**PROVIDED MATERIAL**.
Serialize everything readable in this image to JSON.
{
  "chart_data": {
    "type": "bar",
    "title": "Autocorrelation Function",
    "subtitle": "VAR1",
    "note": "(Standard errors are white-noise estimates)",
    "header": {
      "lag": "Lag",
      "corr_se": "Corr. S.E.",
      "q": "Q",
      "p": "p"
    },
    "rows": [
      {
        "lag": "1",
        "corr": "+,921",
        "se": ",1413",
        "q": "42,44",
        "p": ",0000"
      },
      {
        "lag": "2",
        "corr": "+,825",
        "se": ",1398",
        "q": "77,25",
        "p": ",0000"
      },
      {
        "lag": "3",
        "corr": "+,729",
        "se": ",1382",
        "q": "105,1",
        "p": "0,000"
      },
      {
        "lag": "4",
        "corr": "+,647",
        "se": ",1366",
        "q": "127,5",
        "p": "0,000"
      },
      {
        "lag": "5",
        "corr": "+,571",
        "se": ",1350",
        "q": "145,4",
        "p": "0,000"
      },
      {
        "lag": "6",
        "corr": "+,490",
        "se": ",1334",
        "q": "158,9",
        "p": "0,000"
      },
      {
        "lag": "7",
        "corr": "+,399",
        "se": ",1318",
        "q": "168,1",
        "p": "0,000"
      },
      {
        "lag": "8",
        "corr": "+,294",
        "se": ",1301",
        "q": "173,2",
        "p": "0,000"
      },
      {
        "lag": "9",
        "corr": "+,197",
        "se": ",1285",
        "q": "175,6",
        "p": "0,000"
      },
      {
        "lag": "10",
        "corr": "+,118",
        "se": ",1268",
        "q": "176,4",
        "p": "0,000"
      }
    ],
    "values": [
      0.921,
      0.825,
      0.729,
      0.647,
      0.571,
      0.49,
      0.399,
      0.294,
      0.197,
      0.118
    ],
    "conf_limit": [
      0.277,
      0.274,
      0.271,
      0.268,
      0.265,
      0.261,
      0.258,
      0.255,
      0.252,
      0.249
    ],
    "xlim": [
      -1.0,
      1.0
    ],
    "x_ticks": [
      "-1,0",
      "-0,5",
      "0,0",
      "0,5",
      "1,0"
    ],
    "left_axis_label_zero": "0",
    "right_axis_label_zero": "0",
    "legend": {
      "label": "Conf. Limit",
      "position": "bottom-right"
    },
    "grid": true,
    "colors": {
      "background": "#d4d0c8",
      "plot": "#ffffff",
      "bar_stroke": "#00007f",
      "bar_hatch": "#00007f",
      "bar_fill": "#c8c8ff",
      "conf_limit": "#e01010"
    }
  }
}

**TASK OBJECTIVE**.
Copy every line of the records word for word.

**WRITTEN ANSWER**.
Serialize everything readable in this image to JSON.
{
  "chart_data": {
    "type": "bar",
    "title": "Autocorrelation Function",
    "subtitle": "VAR1",
    "note": "(Standard errors are white-noise estimates)",
    "header": {
      "lag": "Lag",
      "corr_se": "Corr. S.E.",
      "q": "Q",
      "p": "p"
    },
    "rows": [
      {
        "lag": "1",
        "corr": "+,921",
        "se": ",1413",
        "q": "42,44",
        "p": ",0000"
      },
      {
        "lag": "2",
        "corr": "+,825",
        "se": ",1398",
        "q": "77,25",
        "p": ",0000"
      },
      {
        "lag": "3",
        "corr": "+,729",
        "se": ",1382",
        "q": "105,1",
        "p": "0,000"
      },
      {
        "lag": "4",
        "corr": "+,647",
        "se": ",1366",
        "q": "127,5",
        "p": "0,000"
      },
      {
        "lag": "5",
        "corr": "+,571",
        "se": ",1350",
        "q": "145,4",
        "p": "0,000"
      },
      {
        "lag": "6",
        "corr": "+,490",
        "se": ",1334",
        "q": "158,9",
        "p": "0,000"
      },
      {
        "lag": "7",
        "corr": "+,399",
        "se": ",1318",
        "q": "168,1",
        "p": "0,000"
      },
      {
        "lag": "8",
        "corr": "+,294",
        "se": ",1301",
        "q": "173,2",
        "p": "0,000"
      },
      {
        "lag": "9",
        "corr": "+,197",
        "se": ",1285",
        "q": "175,6",
        "p": "0,000"
      },
      {
        "lag": "10",
        "corr": "+,118",
        "se": ",1268",
        "q": "176,4",
        "p": "0,000"
      }
    ],
    "values": [
      0.921,
      0.825,
      0.729,
      0.647,
      0.571,
      0.49,
      0.399,
      0.294,
      0.197,
      0.118
    ],
    "conf_limit": [
      0.277,
      0.274,
      0.271,
      0.268,
      0.265,
      0.261,
      0.258,
      0.255,
      0.252,
      0.249
    ],
    "xlim": [
      -1.0,
      1.0
    ],
    "x_ticks": [
      "-1,0",
      "-0,5",
      "0,0",
      "0,5",
      "1,0"
    ],
    "left_axis_label_zero": "0",
    "right_axis_label_zero": "0",
    "legend": {
      "label": "Conf. Limit",
      "position": "bottom-right"
    },
    "grid": true,
    "colors": {
      "background": "#d4d0c8",
      "plot": "#ffffff",
      "bar_stroke": "#00007f",
      "bar_hatch": "#00007f",
      "bar_fill": "#c8c8ff",
      "conf_limit": "#e01010"
    }
  }
}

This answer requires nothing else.